Stored data entries:
------------
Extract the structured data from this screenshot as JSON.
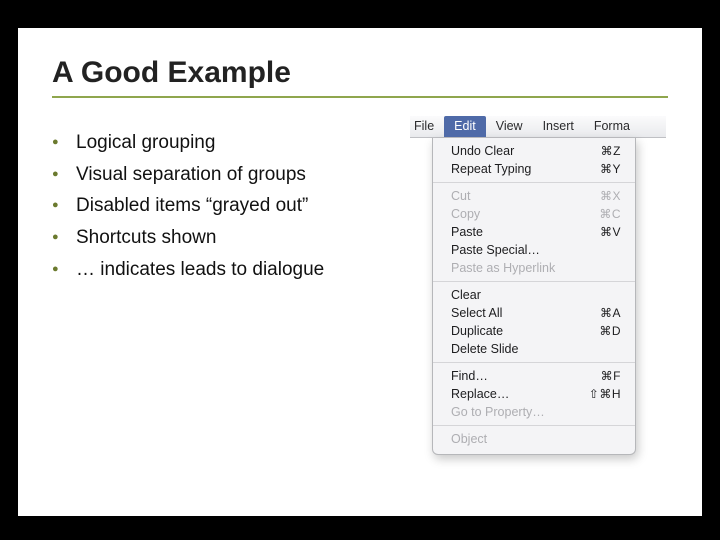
{
  "title": "A Good Example",
  "bullets": [
    "Logical grouping",
    "Visual separation of groups",
    "Disabled items “grayed out”",
    "Shortcuts shown",
    "… indicates leads to dialogue"
  ],
  "menubar": {
    "items": [
      "File",
      "Edit",
      "View",
      "Insert",
      "Forma"
    ],
    "active_index": 1
  },
  "menu": {
    "groups": [
      [
        {
          "label": "Undo Clear",
          "shortcut": "⌘Z",
          "disabled": false
        },
        {
          "label": "Repeat Typing",
          "shortcut": "⌘Y",
          "disabled": false
        }
      ],
      [
        {
          "label": "Cut",
          "shortcut": "⌘X",
          "disabled": true
        },
        {
          "label": "Copy",
          "shortcut": "⌘C",
          "disabled": true
        },
        {
          "label": "Paste",
          "shortcut": "⌘V",
          "disabled": false
        },
        {
          "label": "Paste Special…",
          "shortcut": "",
          "disabled": false
        },
        {
          "label": "Paste as Hyperlink",
          "shortcut": "",
          "disabled": true
        }
      ],
      [
        {
          "label": "Clear",
          "shortcut": "",
          "disabled": false
        },
        {
          "label": "Select All",
          "shortcut": "⌘A",
          "disabled": false
        },
        {
          "label": "Duplicate",
          "shortcut": "⌘D",
          "disabled": false
        },
        {
          "label": "Delete Slide",
          "shortcut": "",
          "disabled": false
        }
      ],
      [
        {
          "label": "Find…",
          "shortcut": "⌘F",
          "disabled": false
        },
        {
          "label": "Replace…",
          "shortcut": "⇧⌘H",
          "disabled": false
        },
        {
          "label": "Go to Property…",
          "shortcut": "",
          "disabled": true
        }
      ],
      [
        {
          "label": "Object",
          "shortcut": "",
          "disabled": true
        }
      ]
    ]
  }
}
------------
* Your objective
Restate every record exactly, please; do not copy the pictures.

* Response
Extract the structured data from this screenshot as JSON.
{
  "title": "A Good Example",
  "bullets": [
    "Logical grouping",
    "Visual separation of groups",
    "Disabled items “grayed out”",
    "Shortcuts shown",
    "… indicates leads to dialogue"
  ],
  "menubar": {
    "items": [
      "File",
      "Edit",
      "View",
      "Insert",
      "Forma"
    ],
    "active_index": 1
  },
  "menu": {
    "groups": [
      [
        {
          "label": "Undo Clear",
          "shortcut": "⌘Z",
          "disabled": false
        },
        {
          "label": "Repeat Typing",
          "shortcut": "⌘Y",
          "disabled": false
        }
      ],
      [
        {
          "label": "Cut",
          "shortcut": "⌘X",
          "disabled": true
        },
        {
          "label": "Copy",
          "shortcut": "⌘C",
          "disabled": true
        },
        {
          "label": "Paste",
          "shortcut": "⌘V",
          "disabled": false
        },
        {
          "label": "Paste Special…",
          "shortcut": "",
          "disabled": false
        },
        {
          "label": "Paste as Hyperlink",
          "shortcut": "",
          "disabled": true
        }
      ],
      [
        {
          "label": "Clear",
          "shortcut": "",
          "disabled": false
        },
        {
          "label": "Select All",
          "shortcut": "⌘A",
          "disabled": false
        },
        {
          "label": "Duplicate",
          "shortcut": "⌘D",
          "disabled": false
        },
        {
          "label": "Delete Slide",
          "shortcut": "",
          "disabled": false
        }
      ],
      [
        {
          "label": "Find…",
          "shortcut": "⌘F",
          "disabled": false
        },
        {
          "label": "Replace…",
          "shortcut": "⇧⌘H",
          "disabled": false
        },
        {
          "label": "Go to Property…",
          "shortcut": "",
          "disabled": true
        }
      ],
      [
        {
          "label": "Object",
          "shortcut": "",
          "disabled": true
        }
      ]
    ]
  }
}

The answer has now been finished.